EXERCISE OBJECTIVE:
Print everything in the records below from the line containing "Point xyxy=(91,527,114,541)" down to the line containing "Point xyxy=(84,495,107,509)", both included, reproducing each line unchanged.

Region annotation records:
* BEGIN *

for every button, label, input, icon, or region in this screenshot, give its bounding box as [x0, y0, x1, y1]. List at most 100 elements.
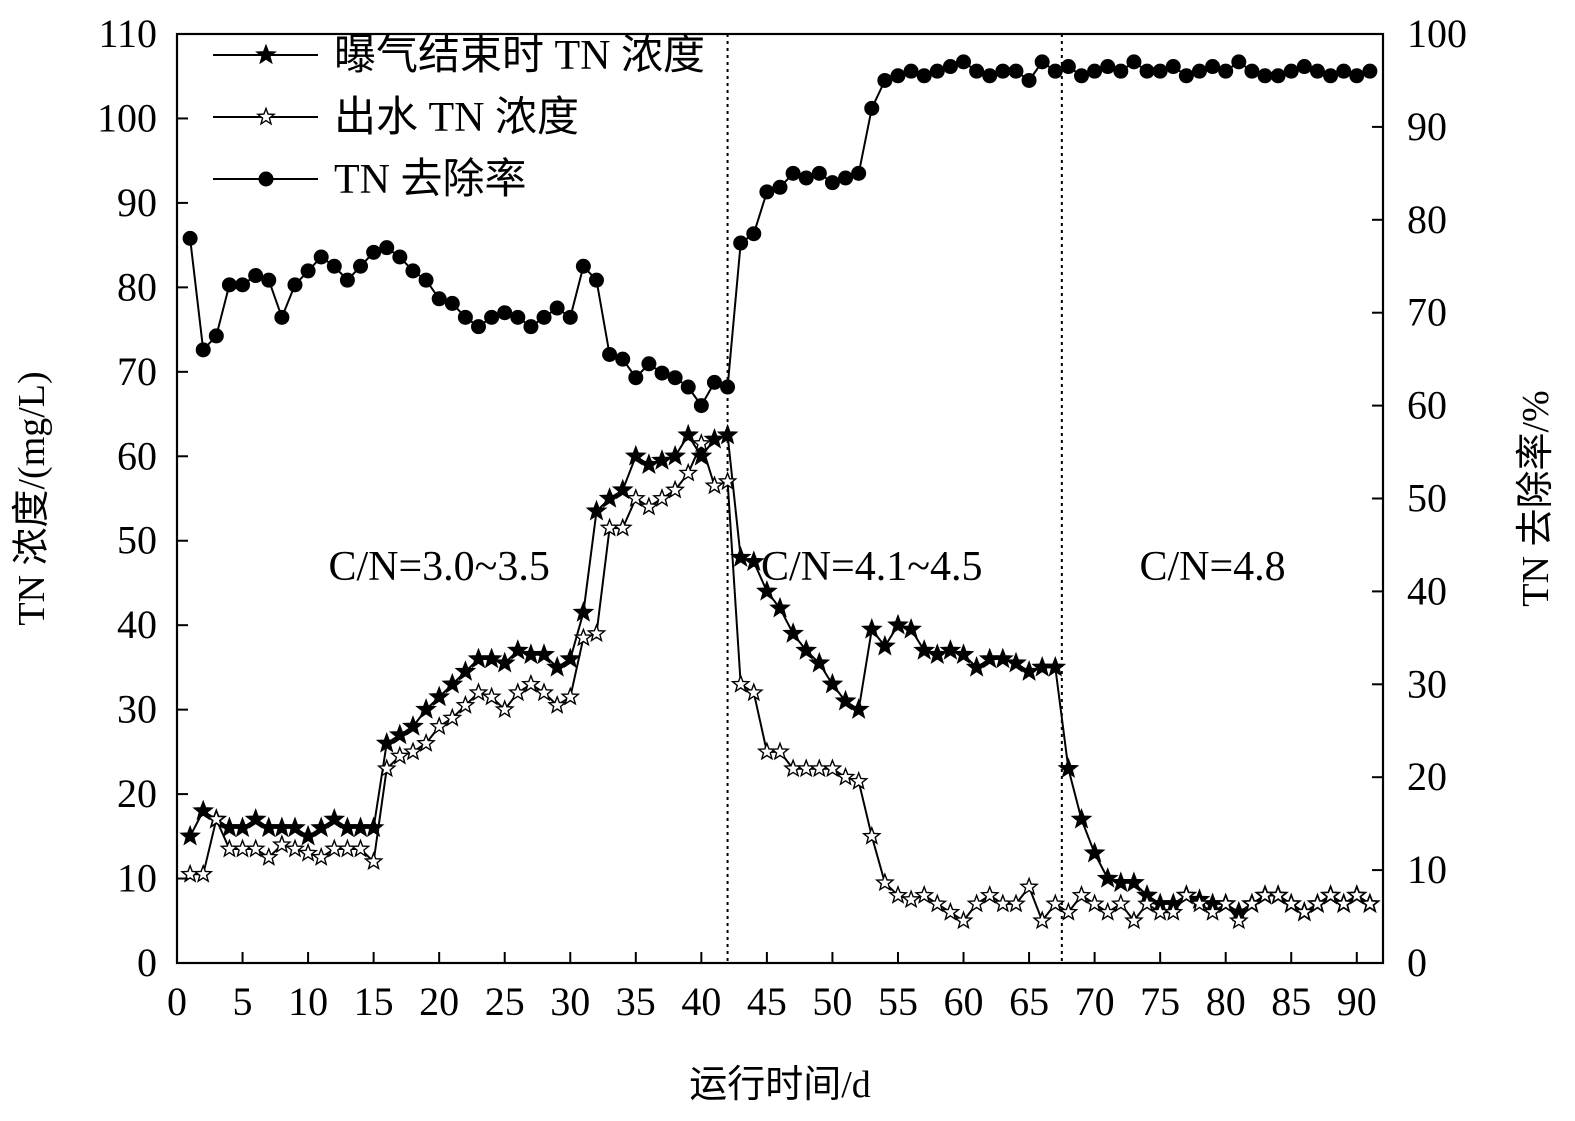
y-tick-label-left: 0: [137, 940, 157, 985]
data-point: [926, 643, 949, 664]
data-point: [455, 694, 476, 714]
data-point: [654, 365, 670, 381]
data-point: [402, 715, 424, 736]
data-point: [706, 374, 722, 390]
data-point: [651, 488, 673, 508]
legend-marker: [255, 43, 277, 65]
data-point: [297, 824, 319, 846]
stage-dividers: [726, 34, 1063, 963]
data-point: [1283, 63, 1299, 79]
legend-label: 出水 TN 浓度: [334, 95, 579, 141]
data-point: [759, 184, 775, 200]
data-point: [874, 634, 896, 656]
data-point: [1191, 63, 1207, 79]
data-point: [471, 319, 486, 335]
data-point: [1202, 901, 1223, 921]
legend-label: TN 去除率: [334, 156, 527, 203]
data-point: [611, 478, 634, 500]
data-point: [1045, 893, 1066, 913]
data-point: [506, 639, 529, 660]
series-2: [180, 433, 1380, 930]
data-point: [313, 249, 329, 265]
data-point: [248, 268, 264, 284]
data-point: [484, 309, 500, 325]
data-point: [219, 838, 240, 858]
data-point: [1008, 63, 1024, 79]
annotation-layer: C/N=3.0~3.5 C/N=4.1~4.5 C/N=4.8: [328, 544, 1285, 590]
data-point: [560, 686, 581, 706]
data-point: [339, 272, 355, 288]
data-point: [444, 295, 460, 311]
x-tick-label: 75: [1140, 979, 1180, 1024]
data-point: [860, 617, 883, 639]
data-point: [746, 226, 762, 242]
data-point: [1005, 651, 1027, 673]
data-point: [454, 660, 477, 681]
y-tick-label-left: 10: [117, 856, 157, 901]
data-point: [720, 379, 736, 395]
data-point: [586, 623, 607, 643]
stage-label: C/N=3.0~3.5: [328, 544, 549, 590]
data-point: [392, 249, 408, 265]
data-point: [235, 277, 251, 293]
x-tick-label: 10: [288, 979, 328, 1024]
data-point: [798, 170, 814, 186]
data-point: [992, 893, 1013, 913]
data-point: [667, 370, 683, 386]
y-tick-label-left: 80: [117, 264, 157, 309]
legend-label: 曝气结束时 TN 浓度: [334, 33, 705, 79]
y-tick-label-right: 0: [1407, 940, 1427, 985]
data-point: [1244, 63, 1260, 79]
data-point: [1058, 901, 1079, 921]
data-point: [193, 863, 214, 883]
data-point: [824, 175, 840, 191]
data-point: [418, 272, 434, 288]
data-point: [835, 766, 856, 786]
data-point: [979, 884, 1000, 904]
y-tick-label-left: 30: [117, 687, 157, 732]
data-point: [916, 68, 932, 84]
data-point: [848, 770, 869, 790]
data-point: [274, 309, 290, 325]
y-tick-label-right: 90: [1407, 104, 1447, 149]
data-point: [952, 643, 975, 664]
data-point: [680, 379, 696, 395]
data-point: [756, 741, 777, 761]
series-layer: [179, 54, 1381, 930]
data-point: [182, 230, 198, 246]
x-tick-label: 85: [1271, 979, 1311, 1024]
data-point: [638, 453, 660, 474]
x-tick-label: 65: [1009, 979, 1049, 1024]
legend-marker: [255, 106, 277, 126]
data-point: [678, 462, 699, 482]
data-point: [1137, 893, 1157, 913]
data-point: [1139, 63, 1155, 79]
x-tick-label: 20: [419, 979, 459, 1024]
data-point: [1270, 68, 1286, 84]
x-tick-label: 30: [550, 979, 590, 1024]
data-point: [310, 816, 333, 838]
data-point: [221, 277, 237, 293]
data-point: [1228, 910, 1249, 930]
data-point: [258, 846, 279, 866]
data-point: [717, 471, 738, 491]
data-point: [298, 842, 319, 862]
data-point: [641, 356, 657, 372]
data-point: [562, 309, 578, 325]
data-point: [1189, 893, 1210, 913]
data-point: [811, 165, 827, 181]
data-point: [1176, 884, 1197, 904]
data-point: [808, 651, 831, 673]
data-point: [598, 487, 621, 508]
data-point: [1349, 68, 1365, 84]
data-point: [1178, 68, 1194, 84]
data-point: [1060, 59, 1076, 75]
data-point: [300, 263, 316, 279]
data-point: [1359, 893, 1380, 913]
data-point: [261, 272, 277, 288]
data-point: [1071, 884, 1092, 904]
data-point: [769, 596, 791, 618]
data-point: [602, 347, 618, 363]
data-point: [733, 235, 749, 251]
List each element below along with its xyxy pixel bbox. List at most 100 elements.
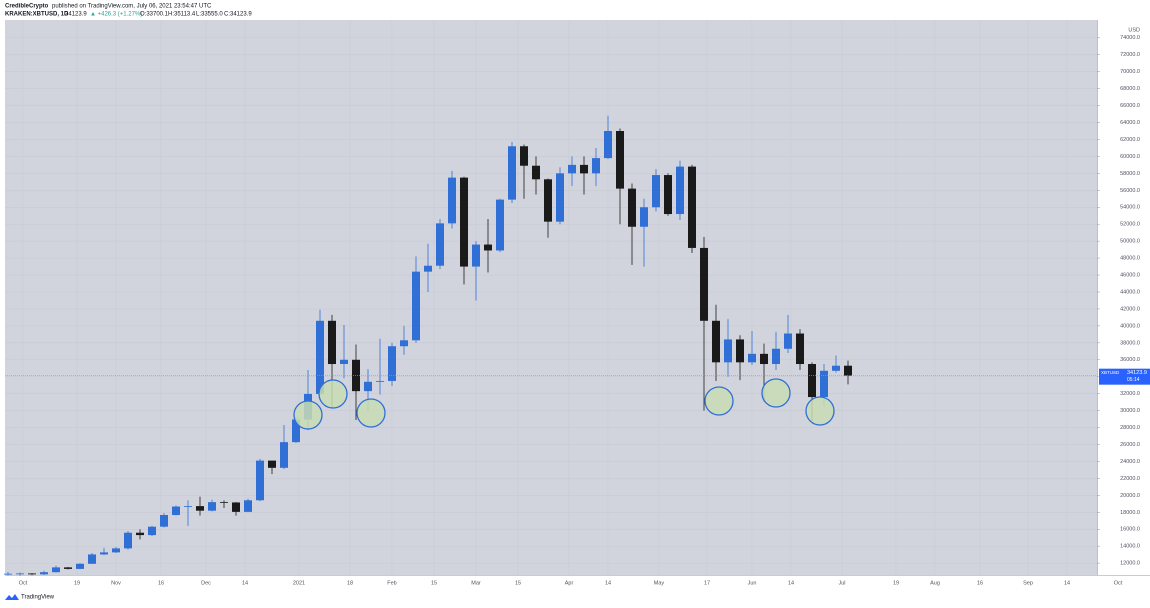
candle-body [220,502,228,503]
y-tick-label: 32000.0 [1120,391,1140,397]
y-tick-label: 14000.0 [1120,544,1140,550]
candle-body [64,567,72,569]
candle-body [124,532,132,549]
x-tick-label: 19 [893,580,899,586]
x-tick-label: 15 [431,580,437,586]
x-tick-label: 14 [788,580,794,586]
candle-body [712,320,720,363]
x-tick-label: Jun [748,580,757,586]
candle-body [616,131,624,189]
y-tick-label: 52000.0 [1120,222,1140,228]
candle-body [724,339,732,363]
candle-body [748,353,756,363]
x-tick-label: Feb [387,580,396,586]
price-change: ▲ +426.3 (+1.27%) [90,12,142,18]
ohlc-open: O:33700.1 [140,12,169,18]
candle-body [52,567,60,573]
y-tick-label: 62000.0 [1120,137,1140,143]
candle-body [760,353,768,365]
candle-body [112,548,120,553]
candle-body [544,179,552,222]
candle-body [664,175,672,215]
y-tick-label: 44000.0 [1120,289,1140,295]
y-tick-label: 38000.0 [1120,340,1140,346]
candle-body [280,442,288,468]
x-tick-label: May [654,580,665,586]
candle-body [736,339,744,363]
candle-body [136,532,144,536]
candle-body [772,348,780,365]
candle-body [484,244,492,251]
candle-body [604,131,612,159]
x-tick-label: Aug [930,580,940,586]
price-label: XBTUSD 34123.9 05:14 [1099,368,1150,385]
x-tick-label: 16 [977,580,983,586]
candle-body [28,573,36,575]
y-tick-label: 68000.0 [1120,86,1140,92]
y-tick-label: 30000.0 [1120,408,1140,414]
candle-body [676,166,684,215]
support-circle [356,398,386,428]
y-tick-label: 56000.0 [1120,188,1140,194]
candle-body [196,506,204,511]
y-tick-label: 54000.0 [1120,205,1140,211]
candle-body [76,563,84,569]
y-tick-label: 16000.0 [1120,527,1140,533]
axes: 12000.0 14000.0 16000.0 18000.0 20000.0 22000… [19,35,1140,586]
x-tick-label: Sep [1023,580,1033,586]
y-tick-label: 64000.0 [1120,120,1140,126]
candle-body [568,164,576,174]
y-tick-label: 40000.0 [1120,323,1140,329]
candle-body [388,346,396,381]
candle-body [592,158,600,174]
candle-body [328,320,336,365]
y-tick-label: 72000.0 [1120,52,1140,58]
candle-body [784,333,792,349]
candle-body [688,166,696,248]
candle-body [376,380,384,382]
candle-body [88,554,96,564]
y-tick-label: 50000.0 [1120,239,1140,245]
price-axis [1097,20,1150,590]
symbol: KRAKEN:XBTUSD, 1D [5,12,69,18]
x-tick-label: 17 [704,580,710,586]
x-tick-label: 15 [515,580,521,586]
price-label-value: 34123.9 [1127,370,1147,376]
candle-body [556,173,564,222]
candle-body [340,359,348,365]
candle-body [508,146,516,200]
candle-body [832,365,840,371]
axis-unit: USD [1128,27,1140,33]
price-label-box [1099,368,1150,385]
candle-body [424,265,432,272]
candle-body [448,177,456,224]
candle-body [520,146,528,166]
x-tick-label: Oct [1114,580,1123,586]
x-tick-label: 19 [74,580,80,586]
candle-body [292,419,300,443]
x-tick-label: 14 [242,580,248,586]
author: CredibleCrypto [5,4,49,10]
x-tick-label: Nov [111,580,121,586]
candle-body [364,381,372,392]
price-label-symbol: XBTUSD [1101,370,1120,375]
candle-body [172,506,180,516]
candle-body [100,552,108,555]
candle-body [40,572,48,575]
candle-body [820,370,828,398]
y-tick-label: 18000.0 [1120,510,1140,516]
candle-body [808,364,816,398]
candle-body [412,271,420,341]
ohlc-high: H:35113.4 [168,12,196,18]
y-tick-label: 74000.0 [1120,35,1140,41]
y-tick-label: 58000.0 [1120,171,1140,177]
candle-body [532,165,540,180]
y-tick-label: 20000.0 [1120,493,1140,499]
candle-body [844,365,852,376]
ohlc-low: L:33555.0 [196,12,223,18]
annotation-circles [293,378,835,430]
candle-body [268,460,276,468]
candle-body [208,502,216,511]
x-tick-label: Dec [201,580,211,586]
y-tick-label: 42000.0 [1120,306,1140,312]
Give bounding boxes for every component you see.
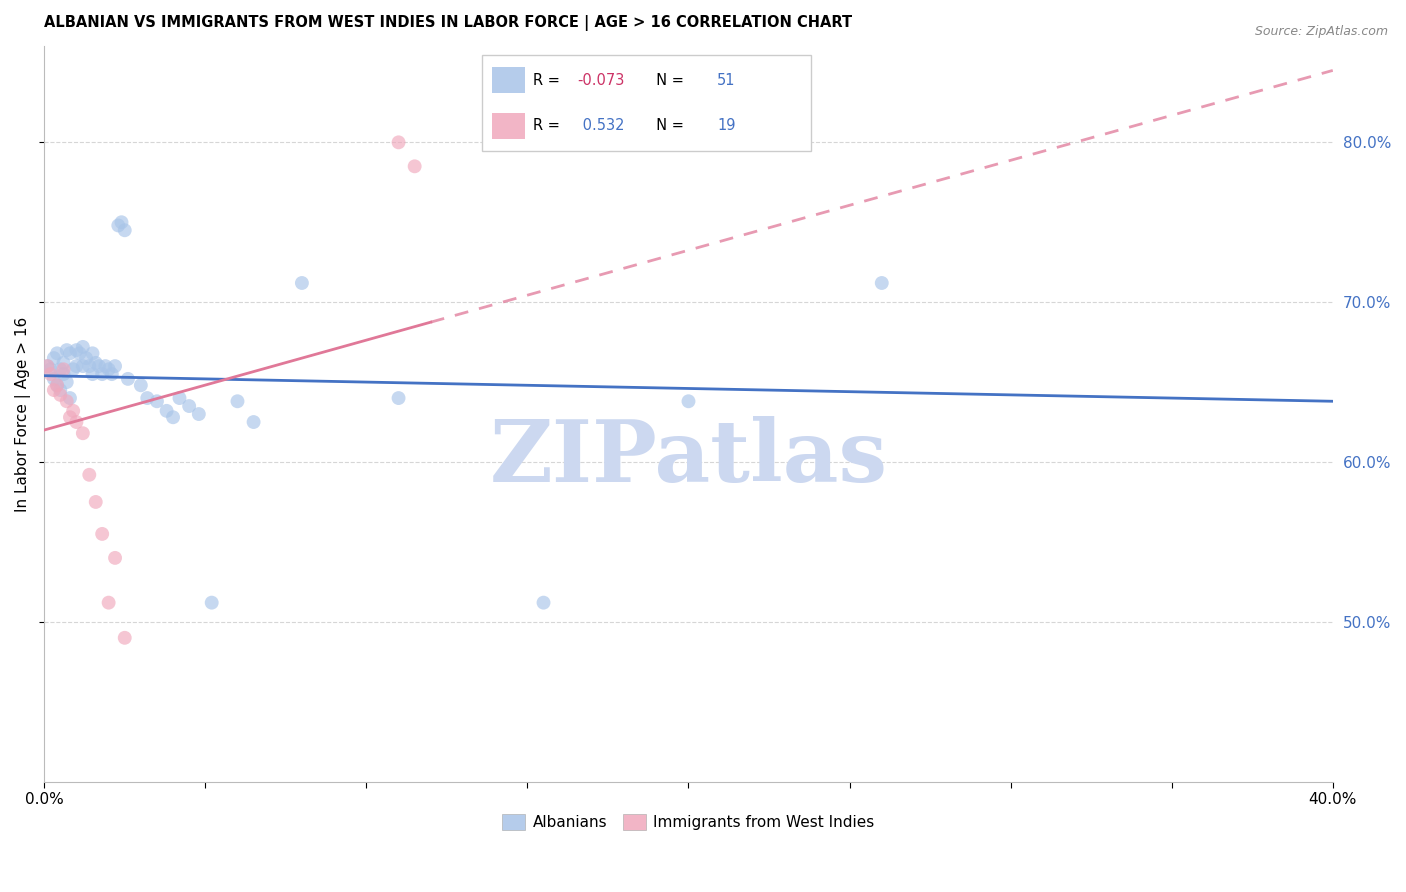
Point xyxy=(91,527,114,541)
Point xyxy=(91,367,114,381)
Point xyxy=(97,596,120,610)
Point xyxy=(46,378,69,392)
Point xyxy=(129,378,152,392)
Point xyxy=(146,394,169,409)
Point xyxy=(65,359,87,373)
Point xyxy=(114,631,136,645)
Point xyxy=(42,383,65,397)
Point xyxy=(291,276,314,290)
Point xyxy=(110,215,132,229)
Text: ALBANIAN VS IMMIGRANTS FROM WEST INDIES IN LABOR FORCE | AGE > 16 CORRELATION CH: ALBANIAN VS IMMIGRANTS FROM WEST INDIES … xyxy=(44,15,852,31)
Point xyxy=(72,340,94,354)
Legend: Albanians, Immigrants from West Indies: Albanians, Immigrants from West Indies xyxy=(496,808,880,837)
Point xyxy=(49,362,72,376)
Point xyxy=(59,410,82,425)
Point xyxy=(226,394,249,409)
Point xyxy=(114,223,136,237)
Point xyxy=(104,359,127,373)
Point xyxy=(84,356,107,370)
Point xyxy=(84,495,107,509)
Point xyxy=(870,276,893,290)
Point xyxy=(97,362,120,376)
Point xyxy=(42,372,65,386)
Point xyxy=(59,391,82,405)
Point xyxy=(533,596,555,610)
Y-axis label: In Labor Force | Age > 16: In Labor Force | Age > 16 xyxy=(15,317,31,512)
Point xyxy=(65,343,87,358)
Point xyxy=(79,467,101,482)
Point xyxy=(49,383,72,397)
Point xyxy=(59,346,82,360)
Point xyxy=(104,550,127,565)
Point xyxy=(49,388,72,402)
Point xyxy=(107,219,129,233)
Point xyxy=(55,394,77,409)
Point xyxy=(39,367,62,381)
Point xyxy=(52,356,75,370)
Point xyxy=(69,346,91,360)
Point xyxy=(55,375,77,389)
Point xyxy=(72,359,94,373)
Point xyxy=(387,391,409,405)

* END *

CORRECT RESPONSE:
Point xyxy=(91,527,114,541)
Point xyxy=(91,367,114,381)
Point xyxy=(97,596,120,610)
Point xyxy=(46,378,69,392)
Point xyxy=(129,378,152,392)
Point xyxy=(146,394,169,409)
Point xyxy=(65,359,87,373)
Point xyxy=(114,631,136,645)
Point xyxy=(42,383,65,397)
Point xyxy=(291,276,314,290)
Point xyxy=(110,215,132,229)
Text: ALBANIAN VS IMMIGRANTS FROM WEST INDIES IN LABOR FORCE | AGE > 16 CORRELATION CH: ALBANIAN VS IMMIGRANTS FROM WEST INDIES … xyxy=(44,15,852,31)
Point xyxy=(72,340,94,354)
Legend: Albanians, Immigrants from West Indies: Albanians, Immigrants from West Indies xyxy=(496,808,880,837)
Point xyxy=(49,362,72,376)
Point xyxy=(59,410,82,425)
Point xyxy=(226,394,249,409)
Point xyxy=(114,223,136,237)
Point xyxy=(104,359,127,373)
Point xyxy=(84,356,107,370)
Point xyxy=(84,495,107,509)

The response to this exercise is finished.